• Exercise prompt
Recast the stretch of the entries that opens with the line containing "meta-separator: • bbox=[157, 774, 165, 788]" and closes with the line containing "site-logo[interactable]: Testsite bbox=[30, 14, 103, 37]", both included, as a Markdown table with the columns Row and Line. Number each line and omit blank lines.

Element position data:
⁂

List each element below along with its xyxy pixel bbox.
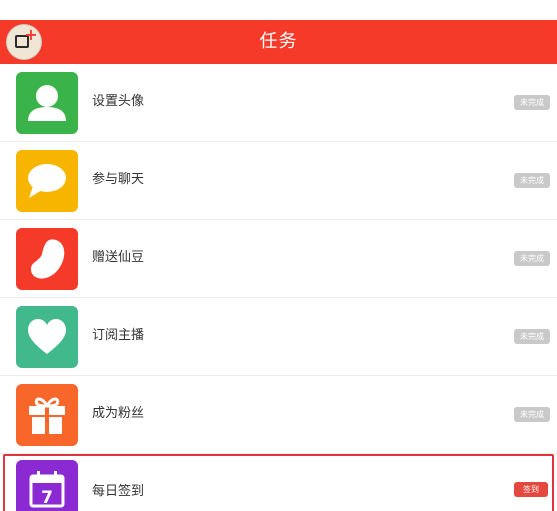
task-label: 参与聊天 — [92, 172, 145, 187]
task-label: 成为粉丝 — [92, 406, 145, 421]
checkin-button[interactable]: 签到 — [514, 482, 548, 497]
title-bar: + 任务 — [0, 20, 557, 64]
task-row-set-avatar[interactable]: 设置头像 未完成 — [0, 64, 557, 142]
task-label: 赠送仙豆 — [92, 250, 145, 265]
task-row-daily-checkin[interactable]: 7 每日签到 签到 — [3, 454, 554, 511]
task-row-subscribe-host[interactable]: 订阅主播 未完成 — [0, 298, 557, 376]
heart-icon — [16, 306, 78, 368]
status-badge: 未完成 — [514, 251, 550, 266]
task-label: 设置头像 — [92, 94, 145, 109]
gift-icon — [16, 384, 78, 446]
status-badge: 未完成 — [514, 407, 550, 422]
status-badge: 未完成 — [514, 95, 550, 110]
user-icon — [16, 72, 78, 134]
task-label: 订阅主播 — [92, 328, 145, 343]
status-badge: 未完成 — [514, 173, 550, 188]
bean-icon — [16, 228, 78, 290]
task-row-join-chat[interactable]: 参与聊天 未完成 — [0, 142, 557, 220]
task-row-gift-beans[interactable]: 赠送仙豆 未完成 — [0, 220, 557, 298]
task-row-become-fan[interactable]: 成为粉丝 未完成 — [0, 376, 557, 454]
chat-bubble-icon — [16, 150, 78, 212]
app-window: + 任务 设置头像 未完成 参与聊天 未完成 赠送仙豆 未完成 订阅主播 未完成… — [0, 0, 557, 511]
calendar-icon: 7 — [16, 460, 78, 511]
task-label: 每日签到 — [92, 484, 145, 499]
status-badge: 未完成 — [514, 329, 550, 344]
task-list: 设置头像 未完成 参与聊天 未完成 赠送仙豆 未完成 订阅主播 未完成 成为粉丝… — [0, 64, 557, 511]
page-title: 任务 — [259, 31, 298, 52]
calendar-day-number: 7 — [41, 488, 53, 508]
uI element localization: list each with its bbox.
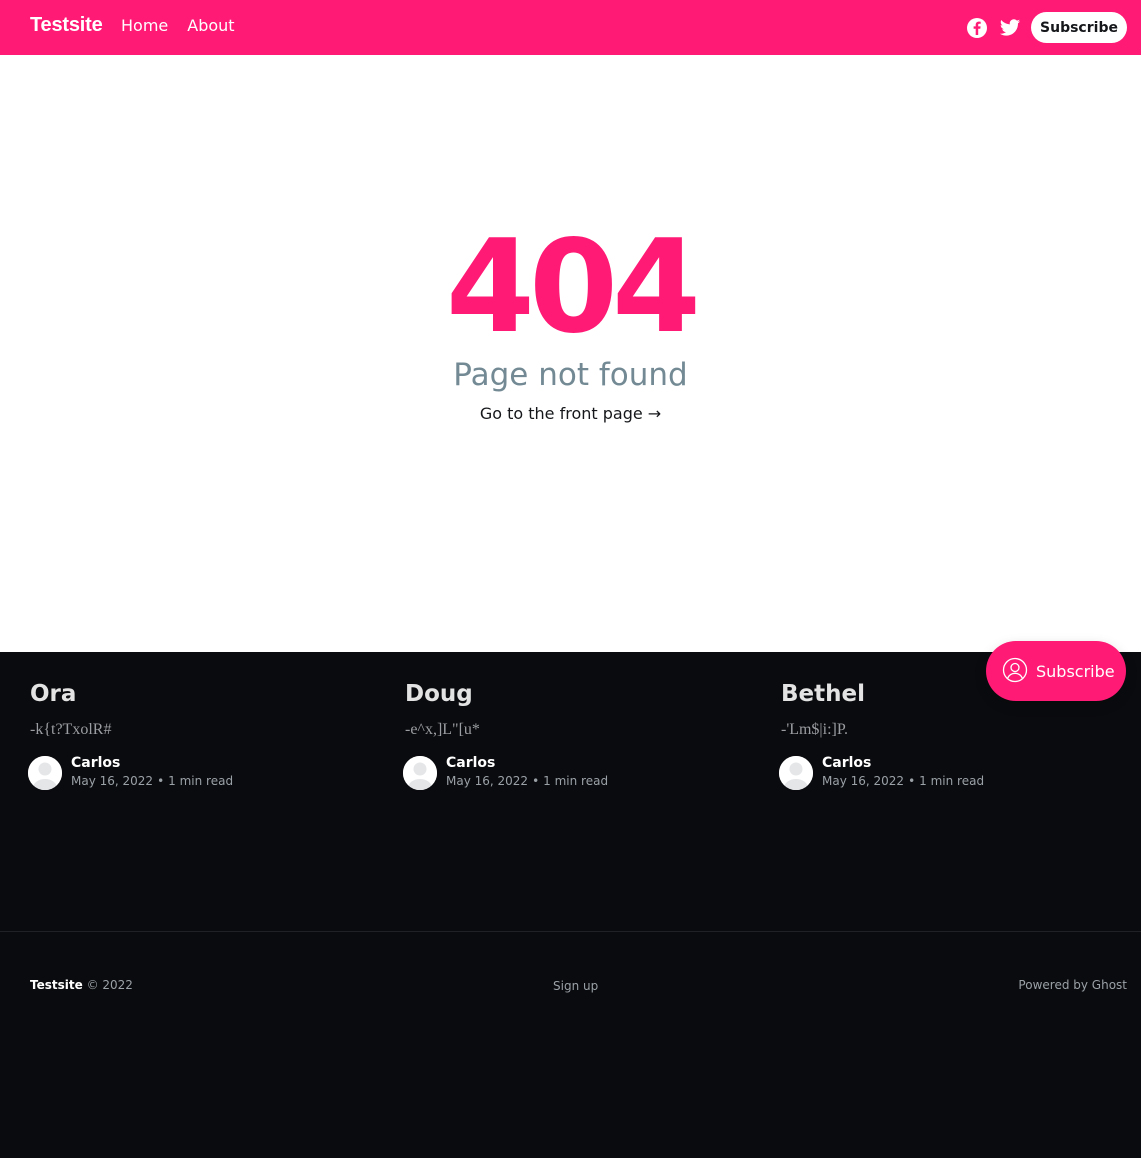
meta-separator: • bbox=[157, 774, 165, 788]
user-circle-icon bbox=[1002, 657, 1028, 686]
nav-item-home[interactable]: Home bbox=[121, 16, 168, 35]
error-message: Page not found bbox=[453, 357, 688, 393]
post-card[interactable]: Doug -e^x,]L"[u* Carlos May 16, 2022 • 1 m… bbox=[401, 680, 735, 794]
avatar[interactable] bbox=[777, 754, 815, 792]
post-card-meta: Carlos May 16, 2022 • 1 min read bbox=[401, 754, 735, 794]
error-code: 404 bbox=[445, 213, 701, 362]
site-logo[interactable]: Testsite bbox=[30, 14, 103, 37]
main-nav: Home About bbox=[121, 16, 235, 35]
portal-subscribe-button[interactable]: Subscribe bbox=[986, 641, 1126, 701]
signup-link[interactable]: Sign up bbox=[553, 979, 598, 993]
portal-subscribe-label: Subscribe bbox=[1036, 661, 1115, 681]
footer-site-link[interactable]: Testsite bbox=[30, 978, 83, 992]
post-card-meta: Carlos May 16, 2022 • 1 min read bbox=[777, 754, 1111, 794]
facebook-icon[interactable] bbox=[966, 17, 988, 39]
copyright: Testsite © 2022 bbox=[30, 978, 133, 992]
post-date: May 16, 2022 bbox=[822, 774, 905, 788]
author-name[interactable]: Carlos bbox=[446, 754, 495, 772]
post-card-meta: Carlos May 16, 2022 • 1 min read bbox=[26, 754, 360, 794]
post-card-excerpt: -'Lm$|i:]P. bbox=[781, 721, 848, 738]
post-card-title[interactable]: Doug bbox=[405, 680, 735, 708]
post-meta-line: May 16, 2022 • 1 min read bbox=[71, 773, 233, 789]
post-card[interactable]: Ora -k{t?TxolR# Carlos May 16, 2022 • 1 mi… bbox=[26, 680, 360, 794]
avatar[interactable] bbox=[26, 754, 64, 792]
meta-separator: • bbox=[908, 774, 916, 788]
post-date: May 16, 2022 bbox=[71, 774, 154, 788]
footer-region: Ora -k{t?TxolR# Carlos May 16, 2022 • 1 mi… bbox=[0, 652, 1141, 1158]
post-date: May 16, 2022 bbox=[446, 774, 529, 788]
powered-by-link[interactable]: Powered by Ghost bbox=[1018, 978, 1127, 992]
copyright-year: © 2022 bbox=[86, 978, 133, 992]
nav-item-about[interactable]: About bbox=[187, 16, 234, 35]
author-name[interactable]: Carlos bbox=[71, 754, 120, 772]
post-card-excerpt: -k{t?TxolR# bbox=[30, 721, 112, 738]
read-time: 1 min read bbox=[919, 774, 985, 788]
post-card-excerpt: -e^x,]L"[u* bbox=[405, 721, 480, 738]
subscribe-button[interactable]: Subscribe bbox=[1031, 12, 1127, 43]
front-page-link[interactable]: Go to the front page → bbox=[480, 404, 661, 423]
avatar[interactable] bbox=[401, 754, 439, 792]
author-name[interactable]: Carlos bbox=[822, 754, 871, 772]
post-card-title[interactable]: Ora bbox=[30, 680, 360, 708]
read-time: 1 min read bbox=[543, 774, 609, 788]
twitter-icon[interactable] bbox=[999, 17, 1021, 39]
site-header: Testsite Home About Subscribe bbox=[0, 0, 1141, 55]
post-meta-line: May 16, 2022 • 1 min read bbox=[446, 773, 608, 789]
error-link-wrapper: Go to the front page → bbox=[0, 403, 1141, 425]
post-meta-line: May 16, 2022 • 1 min read bbox=[822, 773, 984, 789]
meta-separator: • bbox=[532, 774, 540, 788]
read-time: 1 min read bbox=[168, 774, 234, 788]
footer-divider bbox=[0, 931, 1141, 932]
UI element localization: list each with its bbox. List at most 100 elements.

⁂

• Response below
| Row | Line |
|---|---|
| 1 | meta-separator: • bbox=[157, 774, 165, 788] |
| 2 | user-circle-icon bbox=[1002, 657, 1028, 686] |
| 3 | nav-item-home[interactable]: Home bbox=[121, 16, 168, 35] |
| 4 | error-message: Page not found bbox=[453, 357, 688, 393] |
| 5 | post-card[interactable]: Doug -e^x,]L"[u* Carlos May 16, 2022 • 1 m… bbox=[401, 680, 735, 794] |
| 6 | avatar[interactable] bbox=[777, 754, 815, 792] |
| 7 | post-card-meta: Carlos May 16, 2022 • 1 min read bbox=[401, 754, 735, 794] |
| 8 | error-code: 404 bbox=[445, 213, 701, 362] |
| 9 | site-logo[interactable]: Testsite bbox=[30, 14, 103, 37] |